**AIM OF THE EXERCISE**
The records below must be output exactly, without pictures.

(Collected data)
────

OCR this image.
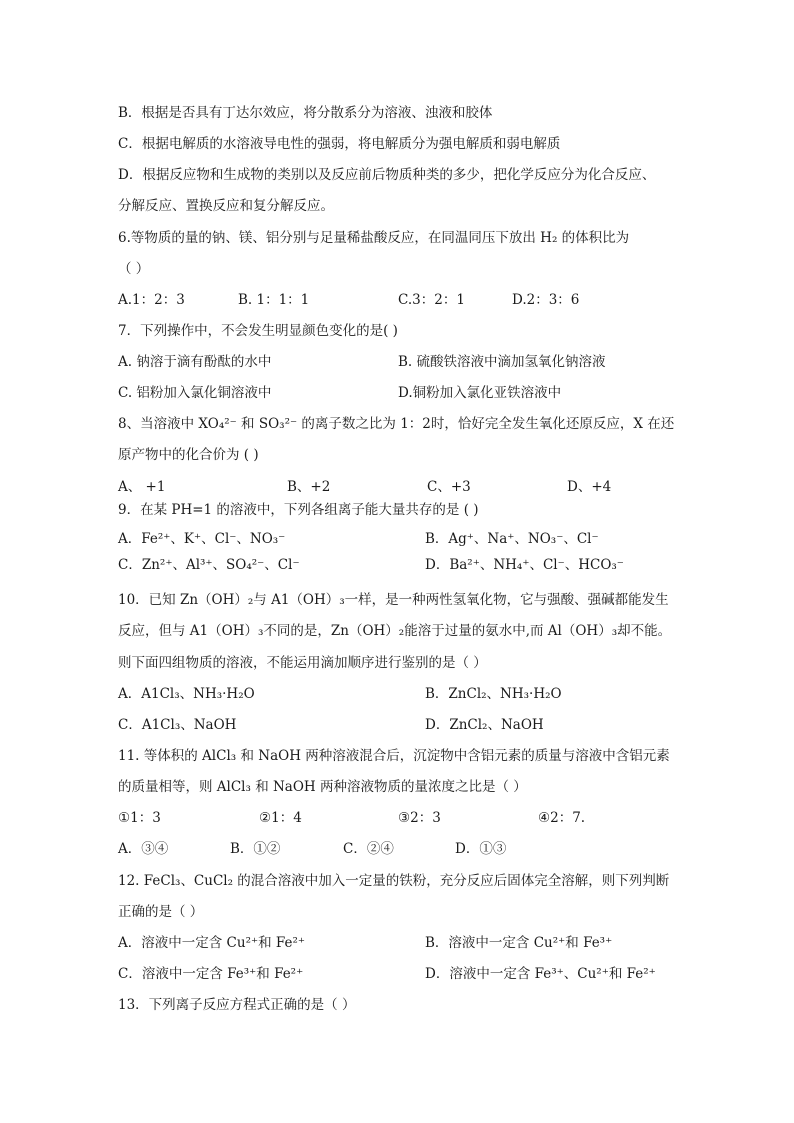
B．根据是否具有丁达尔效应，将分散系分为溶液、浊液和胶体
C．根据电解质的水溶液导电性的强弱，将电解质分为强电解质和弱电解质
D．根据反应物和生成物的类别以及反应前后物质种类的多少，把化学反应分为化合反应、
分解反应、置换反应和复分解反应。
6.等物质的量的钠、镁、铝分别与足量稀盐酸反应，在同温同压下放出 H₂ 的体积比为
（ ）
A.1：2：3	B. 1：1：1	C.3：2：1	D.2：3：6
7．下列操作中，不会发生明显颜色变化的是( )
A. 钠溶于滴有酚酞的水中	B. 硫酸铁溶液中滴加氢氧化钠溶液
C. 铝粉加入氯化铜溶液中	D.铜粉加入氯化亚铁溶液中
8、当溶液中 XO₄²⁻ 和 SO₃²⁻ 的离子数之比为 1：2时，恰好完全发生氧化还原反应，X 在还
原产物中的化合价为 ( )
A、 +1	B、+2	C、+3	D、+4
9．在某 PH=1 的溶液中，下列各组离子能大量共存的是 ( )
A．Fe²⁺、K⁺、Cl⁻、NO₃⁻	B．Ag⁺、Na⁺、NO₃⁻、Cl⁻
C．Zn²⁺、Al³⁺、SO₄²⁻、Cl⁻	D．Ba²⁺、NH₄⁺、Cl⁻、HCO₃⁻
10．已知 Zn（OH）₂与 A1（OH）₃一样，是一种两性氢氧化物，它与强酸、强碱都能发生
反应，但与 A1（OH）₃不同的是，Zn（OH）₂能溶于过量的氨水中,而 Al（OH）₃却不能。
则下面四组物质的溶液，不能运用滴加顺序进行鉴别的是（ ）
A．A1Cl₃、NH₃·H₂O	B．ZnCl₂、NH₃·H₂O
C．A1Cl₃、NaOH	D．ZnCl₂、NaOH
11. 等体积的 AlCl₃ 和 NaOH 两种溶液混合后，沉淀物中含铝元素的质量与溶液中含铝元素
的质量相等，则 AlCl₃ 和 NaOH 两种溶液物质的量浓度之比是（ ）
①1：3	②1：4	③2：3	④2：7.
A．③④	B．①②	C．②④	D．①③
12. FeCl₃、CuCl₂ 的混合溶液中加入一定量的铁粉，充分反应后固体完全溶解，则下列判断
正确的是（ ）
A．溶液中一定含 Cu²⁺和 Fe²⁺	B．溶液中一定含 Cu²⁺和 Fe³⁺
C．溶液中一定含 Fe³⁺和 Fe²⁺	D．溶液中一定含 Fe³⁺、Cu²⁺和 Fe²⁺
13．下列离子反应方程式正确的是（ ）
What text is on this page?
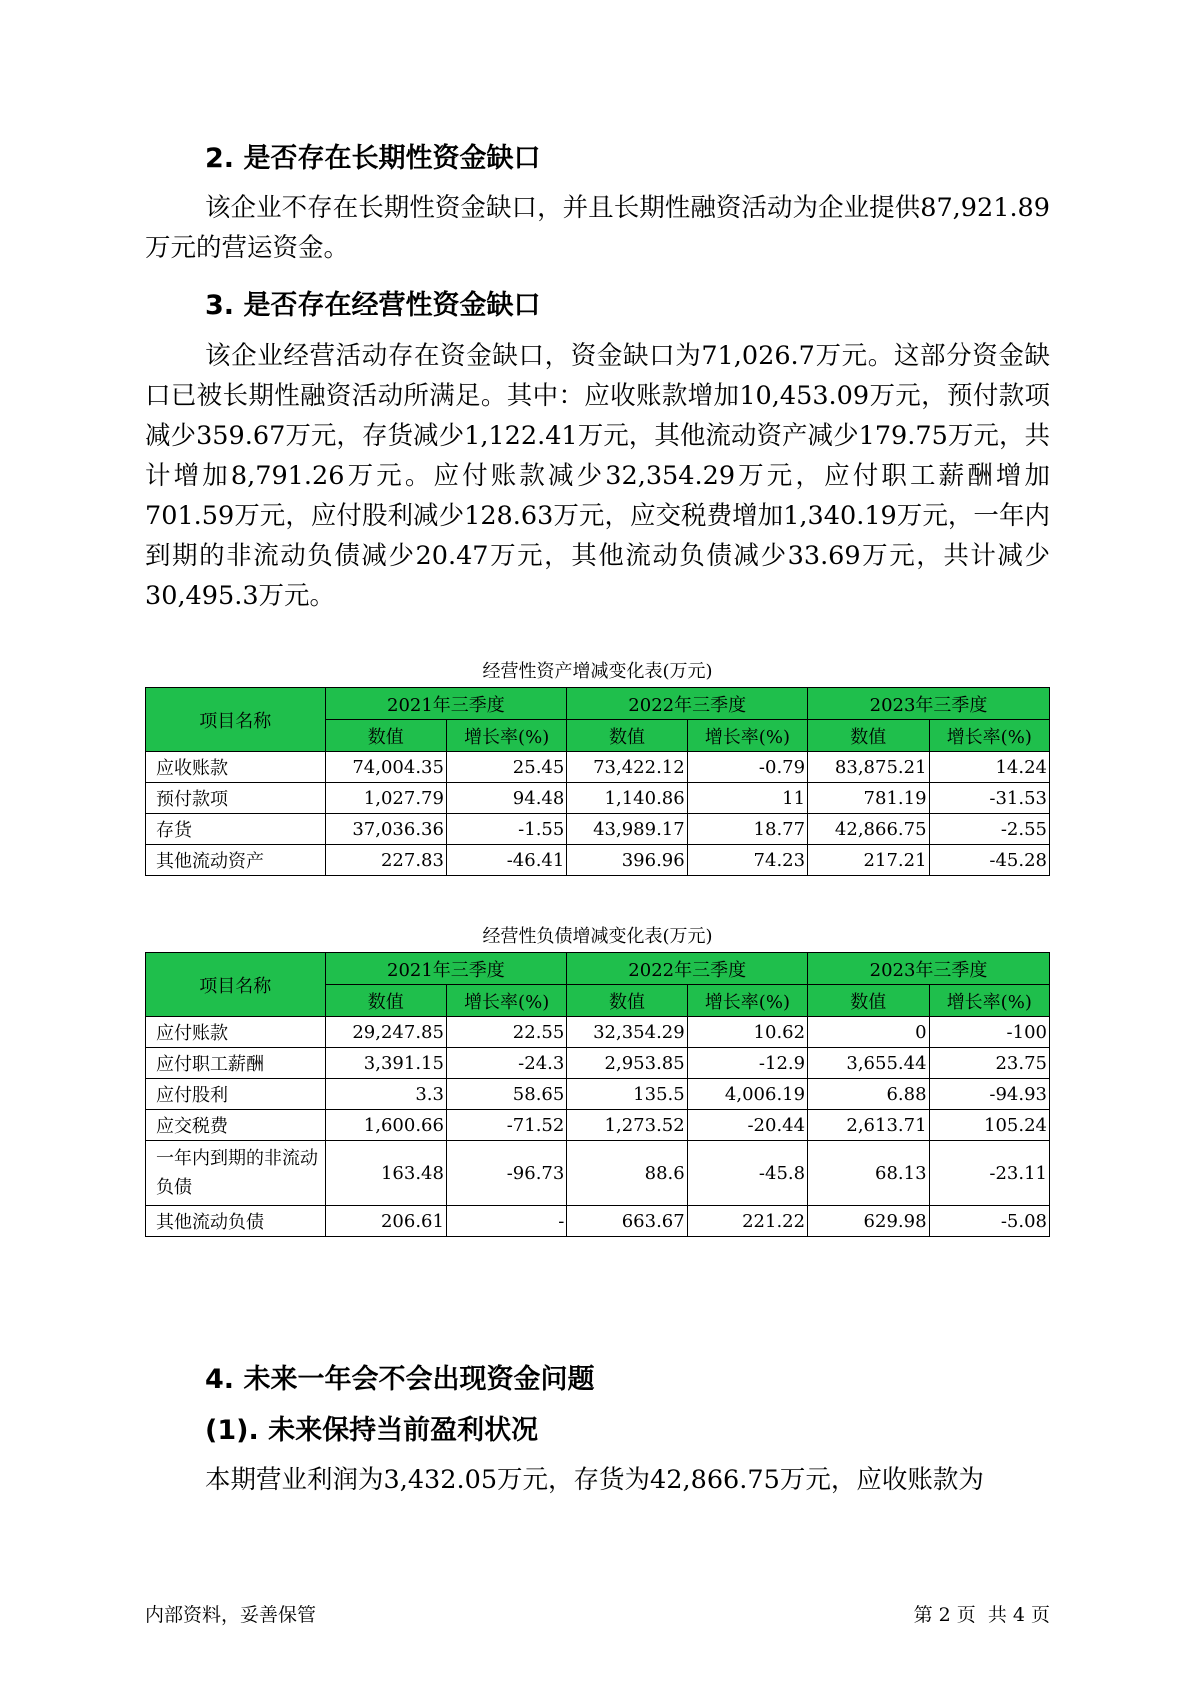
2. 是否存在长期性资金缺口

该企业不存在长期性资金缺口，并且长期性融资活动为企业提供87,921.89万元的营运资金。

3. 是否存在经营性资金缺口

该企业经营活动存在资金缺口，资金缺口为71,026.7万元。这部分资金缺口已被长期性融资活动所满足。其中：应收账款增加10,453.09万元，预付款项减少359.67万元，存货减少1,122.41万元，其他流动资产减少179.75万元，共计增加8,791.26万元。应付账款减少32,354.29万元，应付职工薪酬增加701.59万元，应付股利减少128.63万元，应交税费增加1,340.19万元，一年内到期的非流动负债减少20.47万元，其他流动负债减少33.69万元，共计减少30,495.3万元。

经营性资产增减变化表(万元)
项目名称	2021年三季度		2022年三季度		2023年三季度	
	数值	增长率(%)	数值	增长率(%)	数值	增长率(%)
应收账款	74,004.35	25.45	73,422.12	-0.79	83,875.21	14.24
预付款项	1,027.79	94.48	1,140.86	11	781.19	-31.53
存货	37,036.36	-1.55	43,989.17	18.77	42,866.75	-2.55
其他流动资产	227.83	-46.41	396.96	74.23	217.21	-45.28
经营性负债增减变化表(万元)
项目名称	2021年三季度		2022年三季度		2023年三季度	
	数值	增长率(%)	数值	增长率(%)	数值	增长率(%)
应付账款	29,247.85	22.55	32,354.29	10.62	0	-100
应付职工薪酬	3,391.15	-24.3	2,953.85	-12.9	3,655.44	23.75
应付股利	3.3	58.65	135.5	4,006.19	6.88	-94.93
应交税费	1,600.66	-71.52	1,273.52	-20.44	2,613.71	105.24
一年内到期的非流动负债	163.48	-96.73	88.6	-45.8	68.13	-23.11
其他流动负债	206.61	-	663.67	221.22	629.98	-5.08
4. 未来一年会不会出现资金问题
(1). 未来保持当前盈利状况

本期营业利润为3,432.05万元，存货为42,866.75万元，应收账款为

内部资料，妥善保管	第 2 页  共 4 页
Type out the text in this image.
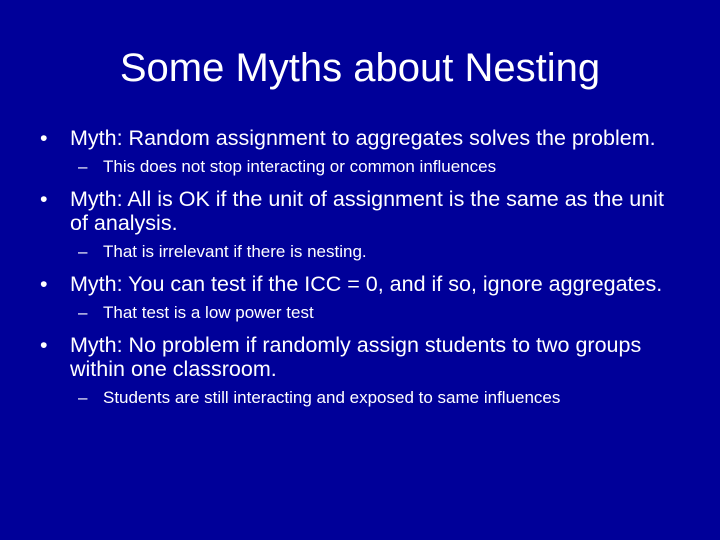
Some Myths about Nesting

• Myth: Random assignment to aggregates solves the problem.

– This does not stop interacting or common influences

• Myth: All is OK if the unit of assignment is the same as the unit of analysis.

– That is irrelevant if there is nesting.

• Myth: You can test if the ICC = 0, and if so, ignore aggregates.

– That test is a low power test

• Myth: No problem if randomly assign students to two groups within one classroom.

– Students are still interacting and exposed to same influences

────

**TASK ANSWER**
OCR this image.
B．根据是否具有丁达尔效应，将分散系分为溶液、浊液和胶体
C．根据电解质的水溶液导电性的强弱，将电解质分为强电解质和弱电解质
D．根据反应物和生成物的类别以及反应前后物质种类的多少，把化学反应分为化合反应、
分解反应、置换反应和复分解反应。
6.等物质的量的钠、镁、铝分别与足量稀盐酸反应，在同温同压下放出 H₂ 的体积比为
（ ）
A.1：2：3	B. 1：1：1	C.3：2：1	D.2：3：6
7．下列操作中，不会发生明显颜色变化的是( )
A. 钠溶于滴有酚酞的水中	B. 硫酸铁溶液中滴加氢氧化钠溶液
C. 铝粉加入氯化铜溶液中	D.铜粉加入氯化亚铁溶液中
8、当溶液中 XO₄²⁻ 和 SO₃²⁻ 的离子数之比为 1：2时，恰好完全发生氧化还原反应，X 在还
原产物中的化合价为 ( )
A、 +1	B、+2	C、+3	D、+4
9．在某 PH=1 的溶液中，下列各组离子能大量共存的是 ( )
A．Fe²⁺、K⁺、Cl⁻、NO₃⁻	B．Ag⁺、Na⁺、NO₃⁻、Cl⁻
C．Zn²⁺、Al³⁺、SO₄²⁻、Cl⁻	D．Ba²⁺、NH₄⁺、Cl⁻、HCO₃⁻
10．已知 Zn（OH）₂与 A1（OH）₃一样，是一种两性氢氧化物，它与强酸、强碱都能发生
反应，但与 A1（OH）₃不同的是，Zn（OH）₂能溶于过量的氨水中,而 Al（OH）₃却不能。
则下面四组物质的溶液，不能运用滴加顺序进行鉴别的是（ ）
A．A1Cl₃、NH₃·H₂O	B．ZnCl₂、NH₃·H₂O
C．A1Cl₃、NaOH	D．ZnCl₂、NaOH
11. 等体积的 AlCl₃ 和 NaOH 两种溶液混合后，沉淀物中含铝元素的质量与溶液中含铝元素
的质量相等，则 AlCl₃ 和 NaOH 两种溶液物质的量浓度之比是（ ）
①1：3	②1：4	③2：3	④2：7.
A．③④	B．①②	C．②④	D．①③
12. FeCl₃、CuCl₂ 的混合溶液中加入一定量的铁粉，充分反应后固体完全溶解，则下列判断
正确的是（ ）
A．溶液中一定含 Cu²⁺和 Fe²⁺	B．溶液中一定含 Cu²⁺和 Fe³⁺
C．溶液中一定含 Fe³⁺和 Fe²⁺	D．溶液中一定含 Fe³⁺、Cu²⁺和 Fe²⁺
13．下列离子反应方程式正确的是（ ）
What text is on this page?
2. 是否存在长期性资金缺口

该企业不存在长期性资金缺口，并且长期性融资活动为企业提供87,921.89万元的营运资金。

3. 是否存在经营性资金缺口

该企业经营活动存在资金缺口，资金缺口为71,026.7万元。这部分资金缺口已被长期性融资活动所满足。其中：应收账款增加10,453.09万元，预付款项减少359.67万元，存货减少1,122.41万元，其他流动资产减少179.75万元，共计增加8,791.26万元。应付账款减少32,354.29万元，应付职工薪酬增加701.59万元，应付股利减少128.63万元，应交税费增加1,340.19万元，一年内到期的非流动负债减少20.47万元，其他流动负债减少33.69万元，共计减少30,495.3万元。

经营性资产增减变化表(万元)
项目名称	2021年三季度		2022年三季度		2023年三季度	
	数值	增长率(%)	数值	增长率(%)	数值	增长率(%)
应收账款	74,004.35	25.45	73,422.12	-0.79	83,875.21	14.24
预付款项	1,027.79	94.48	1,140.86	11	781.19	-31.53
存货	37,036.36	-1.55	43,989.17	18.77	42,866.75	-2.55
其他流动资产	227.83	-46.41	396.96	74.23	217.21	-45.28
经营性负债增减变化表(万元)
项目名称	2021年三季度		2022年三季度		2023年三季度	
	数值	增长率(%)	数值	增长率(%)	数值	增长率(%)
应付账款	29,247.85	22.55	32,354.29	10.62	0	-100
应付职工薪酬	3,391.15	-24.3	2,953.85	-12.9	3,655.44	23.75
应付股利	3.3	58.65	135.5	4,006.19	6.88	-94.93
应交税费	1,600.66	-71.52	1,273.52	-20.44	2,613.71	105.24
一年内到期的非流动负债	163.48	-96.73	88.6	-45.8	68.13	-23.11
其他流动负债	206.61	-	663.67	221.22	629.98	-5.08
4. 未来一年会不会出现资金问题
(1). 未来保持当前盈利状况

本期营业利润为3,432.05万元，存货为42,866.75万元，应收账款为

内部资料，妥善保管	第 2 页  共 4 页
Type out the text in this image.
Some Myths about Nesting

• Myth: Random assignment to aggregates solves the problem.

– This does not stop interacting or common influences

• Myth: All is OK if the unit of assignment is the same as the unit of analysis.

– That is irrelevant if there is nesting.

• Myth: You can test if the ICC = 0, and if so, ignore aggregates.

– That test is a low power test

• Myth: No problem if randomly assign students to two groups within one classroom.

– Students are still interacting and exposed to same influences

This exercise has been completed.